** start RECORDS TO PROCESS **

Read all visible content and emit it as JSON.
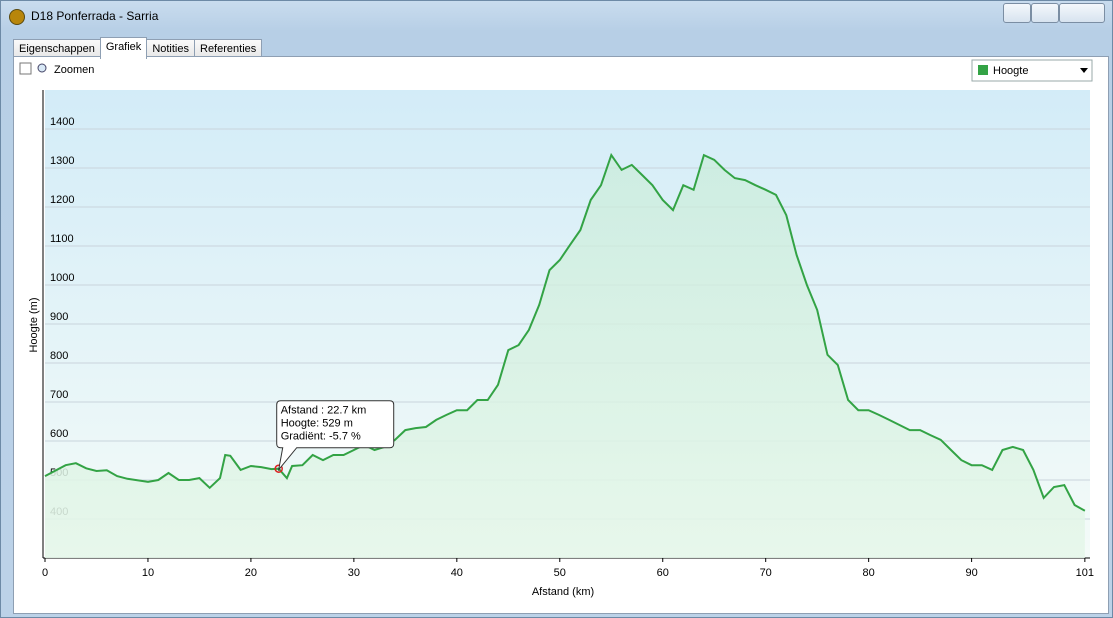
{
  "window": {
    "title": "D18 Ponferrada - Sarria"
  },
  "tabs": [
    "Eigenschappen",
    "Grafiek",
    "Notities",
    "Referenties"
  ],
  "active_tab": 1,
  "toolbar": {
    "zoom_label": "Zoomen"
  },
  "chart_data": {
    "type": "line",
    "xlabel": "Afstand  (km)",
    "ylabel": "Hoogte (m)",
    "x": [
      0,
      2,
      3,
      4,
      5,
      6,
      7,
      8,
      10,
      11,
      12,
      13,
      14,
      15,
      16,
      17,
      17.5,
      18,
      19,
      20,
      21,
      22,
      22.7,
      23.5,
      24,
      25,
      26,
      27,
      28,
      29,
      30,
      31,
      32,
      33,
      34,
      35,
      36,
      37,
      38,
      39,
      40,
      41,
      42,
      43,
      44,
      45,
      46,
      47,
      48,
      49,
      50,
      51,
      52,
      53,
      54,
      55,
      56,
      57,
      58,
      59,
      60,
      61,
      62,
      63,
      64,
      65,
      66,
      67,
      68,
      69,
      70,
      71,
      72,
      73,
      74,
      75,
      76,
      77,
      78,
      79,
      80,
      81,
      82,
      83,
      84,
      85,
      86,
      87,
      88,
      89,
      90,
      91,
      92,
      93,
      94,
      95,
      96,
      97,
      98,
      99,
      100,
      101
    ],
    "series": [
      {
        "name": "Hoogte",
        "color": "#33a345",
        "values": [
          510,
          538,
          543,
          530,
          523,
          525,
          510,
          503,
          495,
          500,
          518,
          500,
          500,
          505,
          480,
          505,
          564,
          562,
          526,
          536,
          533,
          528,
          529,
          505,
          536,
          538,
          564,
          551,
          564,
          564,
          577,
          590,
          577,
          585,
          603,
          628,
          633,
          636,
          654,
          667,
          679,
          679,
          705,
          705,
          744,
          833,
          846,
          885,
          949,
          1038,
          1064,
          1103,
          1141,
          1218,
          1256,
          1333,
          1295,
          1308,
          1282,
          1256,
          1218,
          1192,
          1256,
          1244,
          1333,
          1321,
          1295,
          1274,
          1269,
          1256,
          1244,
          1231,
          1179,
          1077,
          1000,
          936,
          821,
          795,
          705,
          679,
          679,
          667,
          654,
          641,
          628,
          628,
          615,
          603,
          577,
          551,
          538,
          538,
          526,
          577,
          585,
          577,
          526,
          454,
          482,
          487,
          436,
          421
        ]
      }
    ],
    "xlim": [
      0,
      101.5
    ],
    "xticks": [
      0,
      10,
      20,
      30,
      40,
      50,
      60,
      70,
      80,
      90,
      101
    ],
    "ylim": [
      300,
      1500
    ],
    "yticks": [
      400,
      500,
      600,
      700,
      800,
      900,
      1000,
      1100,
      1200,
      1300,
      1400
    ],
    "grid": true,
    "annotation": {
      "x": 22.7,
      "y": 529,
      "lines": [
        "Afstand  : 22.7 km",
        "Hoogte: 529 m",
        "Gradiënt: -5.7 %"
      ]
    }
  }
}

** end RECORDS TO PROCESS **

▸ **INSTRUCTIONS FOR THE TASK**: Give the number of lines in the records that contain the string "Hoogte", and nothing besides.

▸ **SOLUTION FOR THIS PROBLEM**: 3